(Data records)

====================

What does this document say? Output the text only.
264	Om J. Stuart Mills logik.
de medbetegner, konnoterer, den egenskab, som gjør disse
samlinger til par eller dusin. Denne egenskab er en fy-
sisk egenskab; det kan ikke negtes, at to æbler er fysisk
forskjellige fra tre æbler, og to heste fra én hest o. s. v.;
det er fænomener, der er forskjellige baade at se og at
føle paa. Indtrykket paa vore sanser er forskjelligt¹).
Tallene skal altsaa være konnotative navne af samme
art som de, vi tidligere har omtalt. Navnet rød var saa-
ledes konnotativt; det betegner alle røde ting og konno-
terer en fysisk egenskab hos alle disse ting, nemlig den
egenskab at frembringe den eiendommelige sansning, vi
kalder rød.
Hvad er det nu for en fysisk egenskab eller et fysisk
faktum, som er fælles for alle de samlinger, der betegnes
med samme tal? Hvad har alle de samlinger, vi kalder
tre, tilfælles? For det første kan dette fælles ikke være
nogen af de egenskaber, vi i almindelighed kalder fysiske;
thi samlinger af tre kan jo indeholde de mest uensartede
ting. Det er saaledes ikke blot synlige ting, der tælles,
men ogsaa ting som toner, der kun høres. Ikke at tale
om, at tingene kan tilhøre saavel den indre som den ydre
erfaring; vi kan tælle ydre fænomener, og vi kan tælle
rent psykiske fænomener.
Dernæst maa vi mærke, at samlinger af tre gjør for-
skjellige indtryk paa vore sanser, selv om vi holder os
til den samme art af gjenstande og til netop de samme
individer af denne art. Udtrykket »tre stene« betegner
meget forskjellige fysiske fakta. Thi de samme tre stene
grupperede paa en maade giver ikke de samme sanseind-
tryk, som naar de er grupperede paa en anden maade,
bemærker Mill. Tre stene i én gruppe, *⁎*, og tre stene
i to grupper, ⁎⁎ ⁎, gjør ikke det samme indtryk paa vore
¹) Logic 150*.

====================

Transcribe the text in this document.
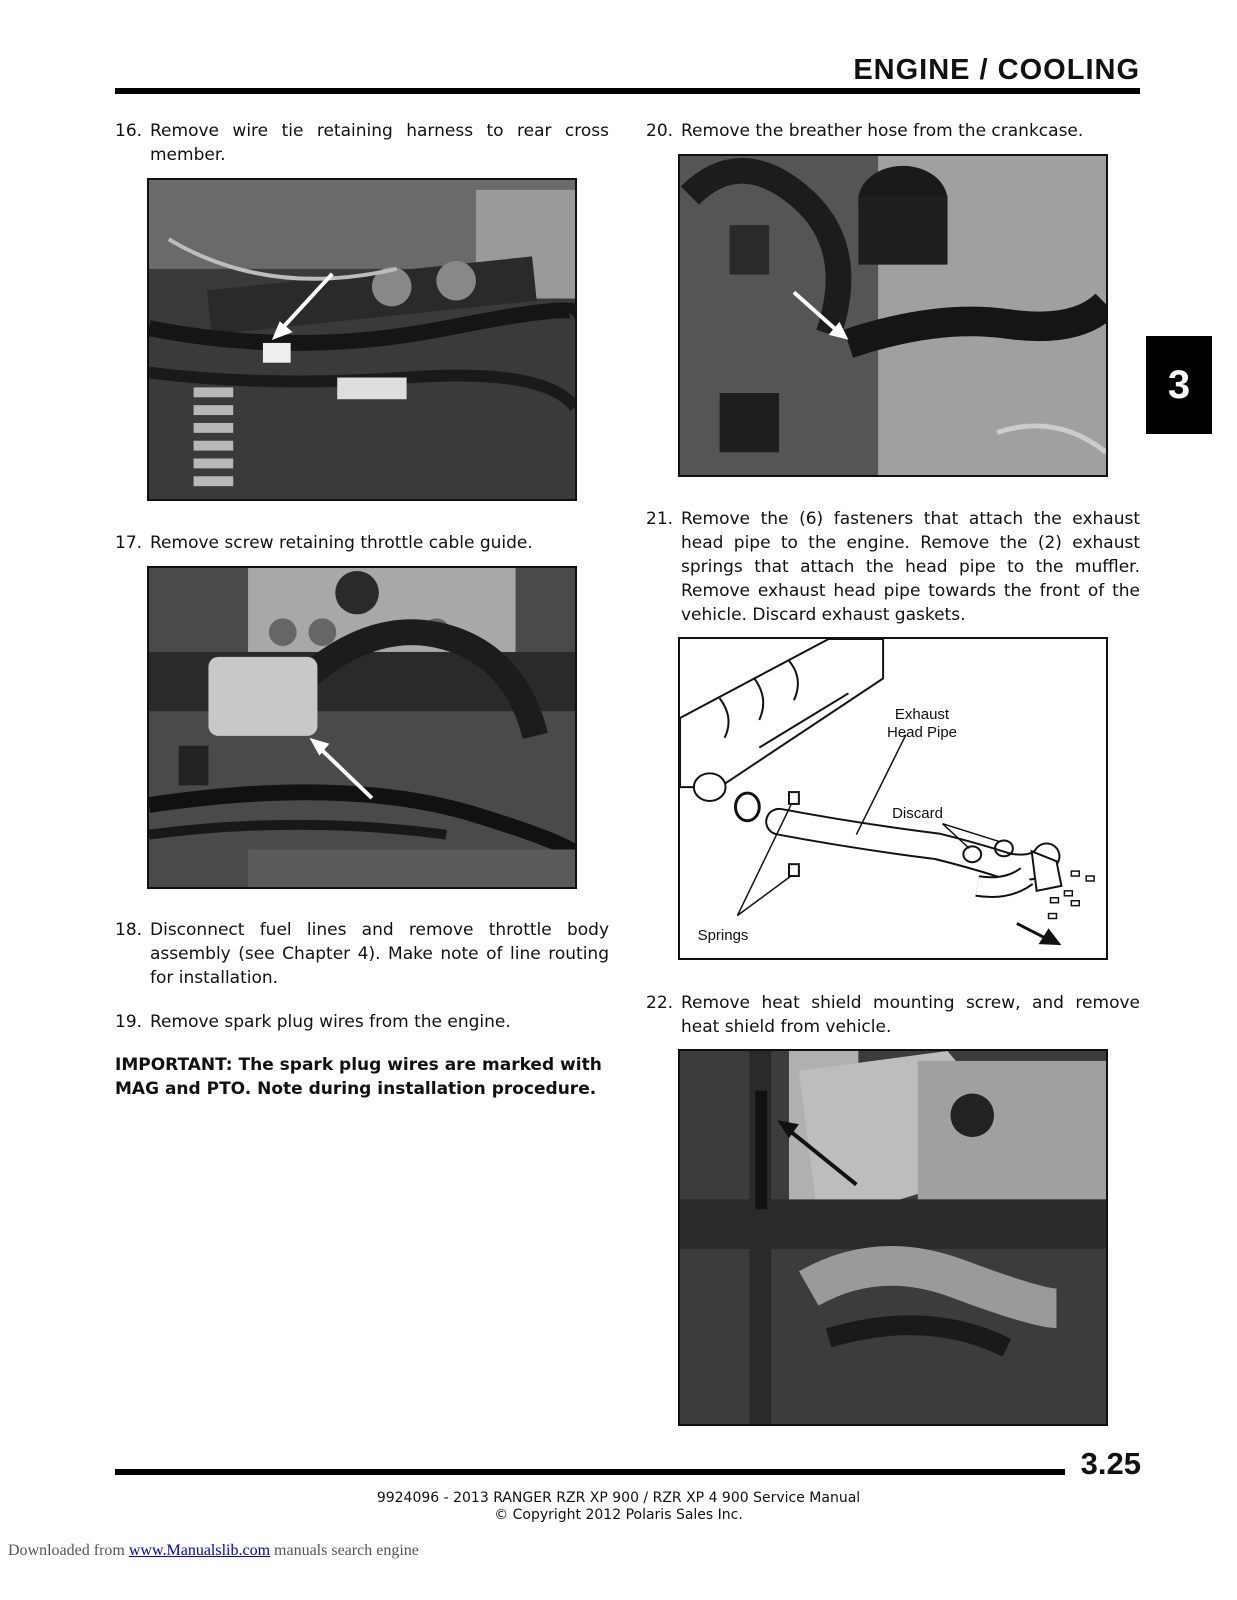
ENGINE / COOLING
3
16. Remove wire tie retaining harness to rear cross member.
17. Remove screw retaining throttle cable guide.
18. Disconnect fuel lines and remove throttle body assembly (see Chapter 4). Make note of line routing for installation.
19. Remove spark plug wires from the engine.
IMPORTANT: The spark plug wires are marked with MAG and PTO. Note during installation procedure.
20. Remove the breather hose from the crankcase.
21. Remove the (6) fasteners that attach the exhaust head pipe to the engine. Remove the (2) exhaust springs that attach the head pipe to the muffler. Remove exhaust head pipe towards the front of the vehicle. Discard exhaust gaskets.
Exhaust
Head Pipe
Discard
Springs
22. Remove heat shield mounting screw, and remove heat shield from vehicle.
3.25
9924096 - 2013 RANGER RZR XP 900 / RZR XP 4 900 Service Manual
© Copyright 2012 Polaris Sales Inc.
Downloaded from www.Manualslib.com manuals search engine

====================

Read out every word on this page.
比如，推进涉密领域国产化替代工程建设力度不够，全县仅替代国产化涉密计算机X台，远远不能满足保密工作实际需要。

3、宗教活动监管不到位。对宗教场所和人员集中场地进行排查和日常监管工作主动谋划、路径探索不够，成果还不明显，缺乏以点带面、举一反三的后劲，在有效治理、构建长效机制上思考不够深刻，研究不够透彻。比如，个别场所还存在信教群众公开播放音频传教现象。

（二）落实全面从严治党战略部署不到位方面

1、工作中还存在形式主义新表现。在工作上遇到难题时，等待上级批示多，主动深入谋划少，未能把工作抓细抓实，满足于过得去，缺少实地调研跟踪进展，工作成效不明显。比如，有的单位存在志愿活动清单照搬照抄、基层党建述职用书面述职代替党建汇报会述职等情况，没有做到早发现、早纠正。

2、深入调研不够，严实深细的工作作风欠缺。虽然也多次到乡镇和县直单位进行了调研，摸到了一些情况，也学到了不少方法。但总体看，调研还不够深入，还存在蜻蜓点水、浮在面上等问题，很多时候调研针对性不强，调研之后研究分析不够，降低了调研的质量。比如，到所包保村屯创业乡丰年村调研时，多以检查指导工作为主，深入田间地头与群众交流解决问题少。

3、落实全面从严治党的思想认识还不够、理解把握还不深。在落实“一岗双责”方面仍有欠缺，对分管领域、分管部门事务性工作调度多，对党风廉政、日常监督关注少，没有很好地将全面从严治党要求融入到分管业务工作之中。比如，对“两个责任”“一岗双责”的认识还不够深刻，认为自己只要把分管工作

====================

▸ **SHORT PROBLEM**: Work through the listing above and report how many lines include the string "wires", with no other text.

▸ **TASK RESULT**: 2